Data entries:
· · · ·

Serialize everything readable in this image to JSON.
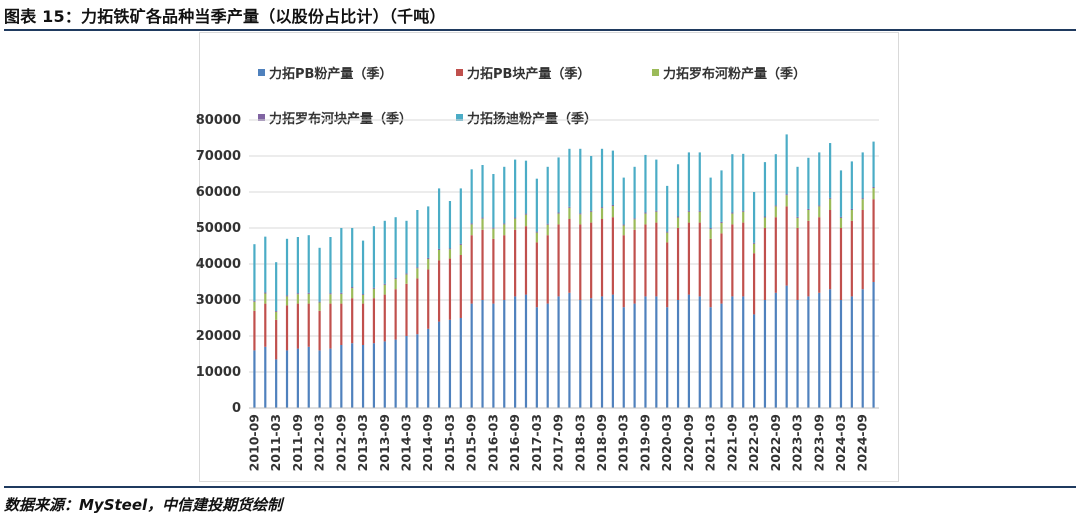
{
  "title": "图表 15：力拓铁矿各品种当季产量（以股份占比计）（千吨）",
  "source": "数据来源：MySteel，中信建投期货绘制",
  "colors": {
    "rule": "#1f3a5f",
    "grid": "#d9d9d9"
  },
  "chart_data": {
    "type": "bar",
    "stacked": true,
    "ylim": [
      0,
      80000
    ],
    "yticks": [
      "0",
      "10000",
      "20000",
      "30000",
      "40000",
      "50000",
      "60000",
      "70000",
      "80000"
    ],
    "grid": true,
    "legend_position": "top",
    "categories": [
      "2010-09",
      "2010-12",
      "2011-03",
      "2011-06",
      "2011-09",
      "2011-12",
      "2012-03",
      "2012-06",
      "2012-09",
      "2012-12",
      "2013-03",
      "2013-06",
      "2013-09",
      "2013-12",
      "2014-03",
      "2014-06",
      "2014-09",
      "2014-12",
      "2015-03",
      "2015-06",
      "2015-09",
      "2015-12",
      "2016-03",
      "2016-06",
      "2016-09",
      "2016-12",
      "2017-03",
      "2017-06",
      "2017-09",
      "2017-12",
      "2018-03",
      "2018-06",
      "2018-09",
      "2018-12",
      "2019-03",
      "2019-06",
      "2019-09",
      "2019-12",
      "2020-03",
      "2020-06",
      "2020-09",
      "2020-12",
      "2021-03",
      "2021-06",
      "2021-09",
      "2021-12",
      "2022-03",
      "2022-06",
      "2022-09",
      "2022-12",
      "2023-03",
      "2023-06",
      "2023-09",
      "2023-12",
      "2024-03",
      "2024-06",
      "2024-09",
      "2024-12"
    ],
    "xtick_labels": [
      "2010-09",
      "2011-03",
      "2011-09",
      "2012-03",
      "2012-09",
      "2013-03",
      "2013-09",
      "2014-03",
      "2014-09",
      "2015-03",
      "2015-09",
      "2016-03",
      "2016-09",
      "2017-03",
      "2017-09",
      "2018-03",
      "2018-09",
      "2019-03",
      "2019-09",
      "2020-03",
      "2020-09",
      "2021-03",
      "2021-09",
      "2022-03",
      "2022-09",
      "2023-03",
      "2023-09",
      "2024-03",
      "2024-09"
    ],
    "series": [
      {
        "name": "力拓PB粉产量（季）",
        "color": "#4f81bd",
        "values": [
          16000,
          17000,
          13500,
          16000,
          16500,
          17000,
          16000,
          16500,
          17500,
          18000,
          17500,
          18000,
          18500,
          19000,
          20000,
          20500,
          22000,
          24000,
          24500,
          25000,
          29000,
          30000,
          29000,
          30000,
          31000,
          31500,
          28000,
          29000,
          31000,
          32000,
          30000,
          30500,
          31000,
          31500,
          28000,
          29000,
          31000,
          31000,
          28000,
          30000,
          31500,
          31000,
          28000,
          29000,
          31000,
          31000,
          26000,
          30000,
          32000,
          34000,
          30000,
          31000,
          32000,
          33000,
          30000,
          31000,
          33000,
          35000
        ]
      },
      {
        "name": "力拓PB块产量（季）",
        "color": "#c0504d",
        "values": [
          11000,
          12000,
          11000,
          12500,
          12500,
          12000,
          11000,
          12500,
          11500,
          12500,
          11500,
          12500,
          13000,
          14000,
          14500,
          15500,
          16500,
          17000,
          17000,
          17500,
          19000,
          19500,
          18000,
          18000,
          18500,
          19000,
          18000,
          19000,
          20000,
          20500,
          21000,
          21000,
          21500,
          21500,
          20000,
          20500,
          20000,
          20500,
          18000,
          20000,
          20000,
          20500,
          19000,
          19500,
          20000,
          20500,
          17000,
          20000,
          21000,
          22000,
          20000,
          21000,
          21000,
          22000,
          20000,
          21000,
          22000,
          23000
        ]
      },
      {
        "name": "力拓罗布河粉产量（季）",
        "color": "#9bbb59",
        "values": [
          2500,
          2800,
          2200,
          2500,
          2600,
          2700,
          2300,
          2600,
          2700,
          2800,
          2400,
          2600,
          2700,
          2800,
          2600,
          2800,
          2900,
          2900,
          2600,
          2800,
          3000,
          3100,
          2800,
          3000,
          3100,
          3200,
          2700,
          2900,
          3000,
          3100,
          2800,
          3000,
          3000,
          3100,
          2700,
          2900,
          3000,
          3000,
          2700,
          2900,
          3000,
          3000,
          2700,
          2900,
          3000,
          3000,
          2600,
          2900,
          3000,
          3100,
          2800,
          3000,
          3000,
          3100,
          2800,
          3000,
          3000,
          3100
        ]
      },
      {
        "name": "力拓罗布河块产量（季）",
        "color": "#8064a2",
        "values": [
          300,
          300,
          250,
          300,
          300,
          300,
          250,
          300,
          300,
          300,
          250,
          300,
          300,
          300,
          300,
          300,
          300,
          300,
          300,
          300,
          300,
          300,
          300,
          300,
          300,
          300,
          300,
          300,
          300,
          300,
          300,
          300,
          300,
          300,
          300,
          300,
          300,
          300,
          300,
          300,
          300,
          300,
          300,
          300,
          300,
          300,
          300,
          300,
          300,
          300,
          300,
          300,
          300,
          300,
          300,
          300,
          300,
          300
        ]
      },
      {
        "name": "力拓扬迪粉产量（季）",
        "color": "#4bacc6",
        "values": [
          15700,
          15500,
          13550,
          15700,
          15600,
          16000,
          14950,
          15600,
          18000,
          16400,
          14850,
          17100,
          17500,
          16900,
          14600,
          15900,
          14300,
          16800,
          13100,
          15400,
          15000,
          14600,
          14900,
          15700,
          16100,
          14700,
          14700,
          15800,
          15300,
          16100,
          17900,
          15200,
          16200,
          15100,
          13000,
          14300,
          16000,
          14200,
          12700,
          14500,
          16200,
          16200,
          14000,
          14300,
          16200,
          15800,
          14100,
          15100,
          14200,
          16600,
          13900,
          14200,
          14700,
          15200,
          12900,
          13200,
          12700,
          12600
        ]
      }
    ]
  }
}
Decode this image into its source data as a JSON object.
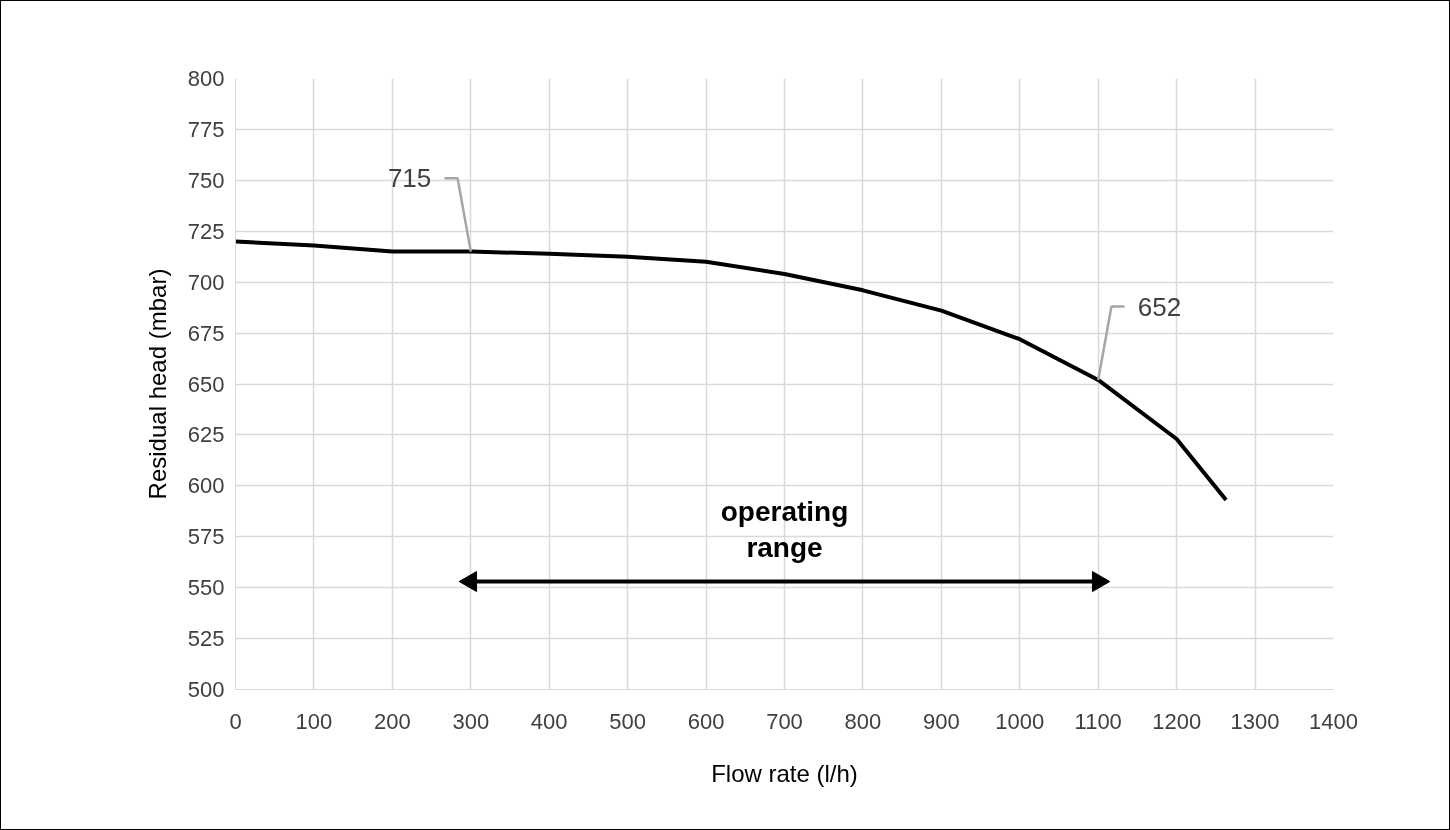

· · · ·

Report every line containing the word "image" from the listing above.

Serialize everything readable in this image to JSON.
Decode this image into its source data as a JSON object.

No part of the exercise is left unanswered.